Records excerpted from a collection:
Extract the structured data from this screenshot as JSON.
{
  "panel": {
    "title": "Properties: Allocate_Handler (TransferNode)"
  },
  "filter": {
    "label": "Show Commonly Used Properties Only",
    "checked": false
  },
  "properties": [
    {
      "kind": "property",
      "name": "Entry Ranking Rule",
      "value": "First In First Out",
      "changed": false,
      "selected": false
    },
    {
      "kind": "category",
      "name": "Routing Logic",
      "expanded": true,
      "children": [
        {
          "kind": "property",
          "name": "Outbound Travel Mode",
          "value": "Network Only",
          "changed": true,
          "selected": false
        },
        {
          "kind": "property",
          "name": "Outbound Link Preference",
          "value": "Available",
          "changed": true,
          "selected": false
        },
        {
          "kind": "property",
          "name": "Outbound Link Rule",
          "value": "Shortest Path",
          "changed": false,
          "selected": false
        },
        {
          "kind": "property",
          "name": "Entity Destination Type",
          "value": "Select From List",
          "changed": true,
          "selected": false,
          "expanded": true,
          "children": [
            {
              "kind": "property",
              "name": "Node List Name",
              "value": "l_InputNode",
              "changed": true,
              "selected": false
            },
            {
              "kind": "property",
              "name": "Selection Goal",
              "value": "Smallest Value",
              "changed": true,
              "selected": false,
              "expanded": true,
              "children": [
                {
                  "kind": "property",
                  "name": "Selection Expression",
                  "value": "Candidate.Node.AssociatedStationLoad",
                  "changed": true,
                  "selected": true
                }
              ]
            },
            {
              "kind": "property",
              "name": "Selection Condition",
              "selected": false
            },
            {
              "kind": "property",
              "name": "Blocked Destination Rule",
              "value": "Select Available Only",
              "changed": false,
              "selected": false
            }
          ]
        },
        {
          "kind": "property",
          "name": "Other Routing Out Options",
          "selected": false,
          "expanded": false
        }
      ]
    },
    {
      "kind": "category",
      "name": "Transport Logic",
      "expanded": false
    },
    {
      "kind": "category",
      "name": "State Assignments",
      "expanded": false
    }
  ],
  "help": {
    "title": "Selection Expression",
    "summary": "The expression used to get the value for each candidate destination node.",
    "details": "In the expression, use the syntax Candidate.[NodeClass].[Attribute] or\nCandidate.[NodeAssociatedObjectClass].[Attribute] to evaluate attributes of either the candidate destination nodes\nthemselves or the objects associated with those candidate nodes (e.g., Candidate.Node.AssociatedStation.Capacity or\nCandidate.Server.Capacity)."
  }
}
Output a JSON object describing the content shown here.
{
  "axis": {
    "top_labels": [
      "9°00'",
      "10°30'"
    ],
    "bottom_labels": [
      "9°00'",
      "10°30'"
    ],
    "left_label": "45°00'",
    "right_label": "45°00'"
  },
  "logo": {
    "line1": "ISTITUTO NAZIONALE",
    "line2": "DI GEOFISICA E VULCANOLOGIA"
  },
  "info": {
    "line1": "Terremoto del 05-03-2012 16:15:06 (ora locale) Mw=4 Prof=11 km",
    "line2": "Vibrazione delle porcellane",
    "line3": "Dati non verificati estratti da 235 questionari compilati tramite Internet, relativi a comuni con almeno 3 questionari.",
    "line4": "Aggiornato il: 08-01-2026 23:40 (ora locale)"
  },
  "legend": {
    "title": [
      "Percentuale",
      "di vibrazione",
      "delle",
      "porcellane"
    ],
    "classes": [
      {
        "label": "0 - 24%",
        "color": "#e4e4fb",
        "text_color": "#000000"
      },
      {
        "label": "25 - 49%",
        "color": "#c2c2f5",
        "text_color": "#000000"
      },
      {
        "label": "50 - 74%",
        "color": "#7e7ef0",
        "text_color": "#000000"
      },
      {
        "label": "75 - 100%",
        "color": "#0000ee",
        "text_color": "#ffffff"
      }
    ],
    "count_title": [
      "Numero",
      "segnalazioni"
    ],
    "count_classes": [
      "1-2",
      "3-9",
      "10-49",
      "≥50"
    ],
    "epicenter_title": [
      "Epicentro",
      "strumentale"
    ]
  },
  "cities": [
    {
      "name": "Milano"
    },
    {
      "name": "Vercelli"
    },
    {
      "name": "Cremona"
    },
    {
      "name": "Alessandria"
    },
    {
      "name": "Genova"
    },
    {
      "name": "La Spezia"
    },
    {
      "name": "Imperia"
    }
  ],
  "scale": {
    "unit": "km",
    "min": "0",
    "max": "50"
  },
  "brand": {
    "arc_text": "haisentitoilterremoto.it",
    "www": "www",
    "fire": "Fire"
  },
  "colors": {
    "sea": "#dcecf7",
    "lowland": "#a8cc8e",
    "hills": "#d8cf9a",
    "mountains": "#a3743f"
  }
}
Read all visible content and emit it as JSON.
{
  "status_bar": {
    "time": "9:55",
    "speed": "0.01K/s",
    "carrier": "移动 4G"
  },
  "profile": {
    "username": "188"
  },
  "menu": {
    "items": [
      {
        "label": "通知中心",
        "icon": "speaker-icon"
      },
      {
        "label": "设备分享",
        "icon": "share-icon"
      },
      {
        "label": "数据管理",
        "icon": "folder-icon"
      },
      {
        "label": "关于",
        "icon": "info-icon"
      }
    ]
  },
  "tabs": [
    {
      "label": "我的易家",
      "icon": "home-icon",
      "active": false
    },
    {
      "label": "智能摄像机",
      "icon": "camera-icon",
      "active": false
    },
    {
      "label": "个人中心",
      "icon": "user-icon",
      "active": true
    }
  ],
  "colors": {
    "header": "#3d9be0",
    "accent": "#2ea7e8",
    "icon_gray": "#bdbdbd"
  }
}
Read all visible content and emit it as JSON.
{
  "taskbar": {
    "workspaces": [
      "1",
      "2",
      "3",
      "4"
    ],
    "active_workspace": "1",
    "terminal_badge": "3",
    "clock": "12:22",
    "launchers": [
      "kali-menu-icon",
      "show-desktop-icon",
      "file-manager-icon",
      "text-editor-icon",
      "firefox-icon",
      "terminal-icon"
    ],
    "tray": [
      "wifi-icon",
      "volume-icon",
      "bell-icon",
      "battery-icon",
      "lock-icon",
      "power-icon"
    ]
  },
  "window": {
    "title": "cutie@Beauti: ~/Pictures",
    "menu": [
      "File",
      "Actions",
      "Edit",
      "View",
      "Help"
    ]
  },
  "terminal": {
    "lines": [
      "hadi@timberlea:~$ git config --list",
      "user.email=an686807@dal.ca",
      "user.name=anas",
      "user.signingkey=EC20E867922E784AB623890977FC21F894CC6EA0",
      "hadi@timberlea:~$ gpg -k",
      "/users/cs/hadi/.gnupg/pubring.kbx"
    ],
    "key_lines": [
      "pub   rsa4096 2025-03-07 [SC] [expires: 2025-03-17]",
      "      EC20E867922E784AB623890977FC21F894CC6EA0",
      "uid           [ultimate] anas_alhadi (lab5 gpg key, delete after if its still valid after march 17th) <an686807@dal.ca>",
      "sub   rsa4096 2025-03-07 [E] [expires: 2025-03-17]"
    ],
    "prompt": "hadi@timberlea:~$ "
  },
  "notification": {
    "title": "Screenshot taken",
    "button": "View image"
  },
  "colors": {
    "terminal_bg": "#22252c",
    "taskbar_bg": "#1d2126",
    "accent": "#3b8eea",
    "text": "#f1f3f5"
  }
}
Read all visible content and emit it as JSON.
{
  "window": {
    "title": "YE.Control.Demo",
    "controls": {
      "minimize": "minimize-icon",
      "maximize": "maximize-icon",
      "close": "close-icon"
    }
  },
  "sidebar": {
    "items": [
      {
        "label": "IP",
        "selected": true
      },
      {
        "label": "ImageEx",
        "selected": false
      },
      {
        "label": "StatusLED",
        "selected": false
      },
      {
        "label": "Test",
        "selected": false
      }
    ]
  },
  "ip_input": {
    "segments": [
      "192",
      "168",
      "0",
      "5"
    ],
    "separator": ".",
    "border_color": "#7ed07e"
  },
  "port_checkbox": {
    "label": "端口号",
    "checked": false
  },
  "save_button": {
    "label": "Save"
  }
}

▶ **THE REQUEST**:
Which lines in the data above contain "Routing"? Show each one.

▶ **THE REPLY**:
      "name": "Routing Logic",
          "name": "Other Routing Out Options",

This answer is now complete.